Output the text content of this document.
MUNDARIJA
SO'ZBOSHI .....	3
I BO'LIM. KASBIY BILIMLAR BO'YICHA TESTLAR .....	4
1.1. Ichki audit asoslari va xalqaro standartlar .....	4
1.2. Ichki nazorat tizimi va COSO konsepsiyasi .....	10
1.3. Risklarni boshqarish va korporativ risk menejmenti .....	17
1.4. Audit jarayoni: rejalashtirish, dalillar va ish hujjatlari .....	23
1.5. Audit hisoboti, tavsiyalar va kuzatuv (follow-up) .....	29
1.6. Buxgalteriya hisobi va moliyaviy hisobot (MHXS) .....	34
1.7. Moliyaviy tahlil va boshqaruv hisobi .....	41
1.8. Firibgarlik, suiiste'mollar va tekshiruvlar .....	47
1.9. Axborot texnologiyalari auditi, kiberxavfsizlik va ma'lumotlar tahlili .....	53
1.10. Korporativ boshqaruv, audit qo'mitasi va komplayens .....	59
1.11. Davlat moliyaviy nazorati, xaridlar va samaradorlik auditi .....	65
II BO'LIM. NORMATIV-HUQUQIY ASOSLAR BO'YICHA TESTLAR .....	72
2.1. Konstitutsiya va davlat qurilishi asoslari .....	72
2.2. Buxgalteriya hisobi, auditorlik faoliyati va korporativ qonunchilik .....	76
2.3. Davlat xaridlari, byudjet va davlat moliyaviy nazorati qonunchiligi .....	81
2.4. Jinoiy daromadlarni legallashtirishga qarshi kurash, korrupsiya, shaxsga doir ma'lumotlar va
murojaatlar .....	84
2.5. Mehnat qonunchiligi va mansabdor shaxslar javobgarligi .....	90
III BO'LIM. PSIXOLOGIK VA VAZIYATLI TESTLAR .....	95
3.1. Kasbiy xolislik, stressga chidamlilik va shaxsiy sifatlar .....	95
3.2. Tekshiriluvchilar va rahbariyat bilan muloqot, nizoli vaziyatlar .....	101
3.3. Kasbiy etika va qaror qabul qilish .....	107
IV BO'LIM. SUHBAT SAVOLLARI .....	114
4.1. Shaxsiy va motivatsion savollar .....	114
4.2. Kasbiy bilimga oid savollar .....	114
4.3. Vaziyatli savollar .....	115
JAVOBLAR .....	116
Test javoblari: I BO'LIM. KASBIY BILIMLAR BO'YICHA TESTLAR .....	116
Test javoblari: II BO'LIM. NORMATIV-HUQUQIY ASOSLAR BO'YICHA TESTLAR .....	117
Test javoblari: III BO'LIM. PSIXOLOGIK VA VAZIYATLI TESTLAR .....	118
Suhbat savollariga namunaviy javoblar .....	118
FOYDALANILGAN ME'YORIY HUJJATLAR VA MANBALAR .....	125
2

-- -- --

- [The request] Repeat the material above in full, quoting it exactly.

- [Complete answer]
Output the text content of this document.
MUNDARIJA
SO'ZBOSHI .....	3
I BO'LIM. KASBIY BILIMLAR BO'YICHA TESTLAR .....	4
1.1. Ichki audit asoslari va xalqaro standartlar .....	4
1.2. Ichki nazorat tizimi va COSO konsepsiyasi .....	10
1.3. Risklarni boshqarish va korporativ risk menejmenti .....	17
1.4. Audit jarayoni: rejalashtirish, dalillar va ish hujjatlari .....	23
1.5. Audit hisoboti, tavsiyalar va kuzatuv (follow-up) .....	29
1.6. Buxgalteriya hisobi va moliyaviy hisobot (MHXS) .....	34
1.7. Moliyaviy tahlil va boshqaruv hisobi .....	41
1.8. Firibgarlik, suiiste'mollar va tekshiruvlar .....	47
1.9. Axborot texnologiyalari auditi, kiberxavfsizlik va ma'lumotlar tahlili .....	53
1.10. Korporativ boshqaruv, audit qo'mitasi va komplayens .....	59
1.11. Davlat moliyaviy nazorati, xaridlar va samaradorlik auditi .....	65
II BO'LIM. NORMATIV-HUQUQIY ASOSLAR BO'YICHA TESTLAR .....	72
2.1. Konstitutsiya va davlat qurilishi asoslari .....	72
2.2. Buxgalteriya hisobi, auditorlik faoliyati va korporativ qonunchilik .....	76
2.3. Davlat xaridlari, byudjet va davlat moliyaviy nazorati qonunchiligi .....	81
2.4. Jinoiy daromadlarni legallashtirishga qarshi kurash, korrupsiya, shaxsga doir ma'lumotlar va
murojaatlar .....	84
2.5. Mehnat qonunchiligi va mansabdor shaxslar javobgarligi .....	90
III BO'LIM. PSIXOLOGIK VA VAZIYATLI TESTLAR .....	95
3.1. Kasbiy xolislik, stressga chidamlilik va shaxsiy sifatlar .....	95
3.2. Tekshiriluvchilar va rahbariyat bilan muloqot, nizoli vaziyatlar .....	101
3.3. Kasbiy etika va qaror qabul qilish .....	107
IV BO'LIM. SUHBAT SAVOLLARI .....	114
4.1. Shaxsiy va motivatsion savollar .....	114
4.2. Kasbiy bilimga oid savollar .....	114
4.3. Vaziyatli savollar .....	115
JAVOBLAR .....	116
Test javoblari: I BO'LIM. KASBIY BILIMLAR BO'YICHA TESTLAR .....	116
Test javoblari: II BO'LIM. NORMATIV-HUQUQIY ASOSLAR BO'YICHA TESTLAR .....	117
Test javoblari: III BO'LIM. PSIXOLOGIK VA VAZIYATLI TESTLAR .....	118
Suhbat savollariga namunaviy javoblar .....	118
FOYDALANILGAN ME'YORIY HUJJATLAR VA MANBALAR .....	125
2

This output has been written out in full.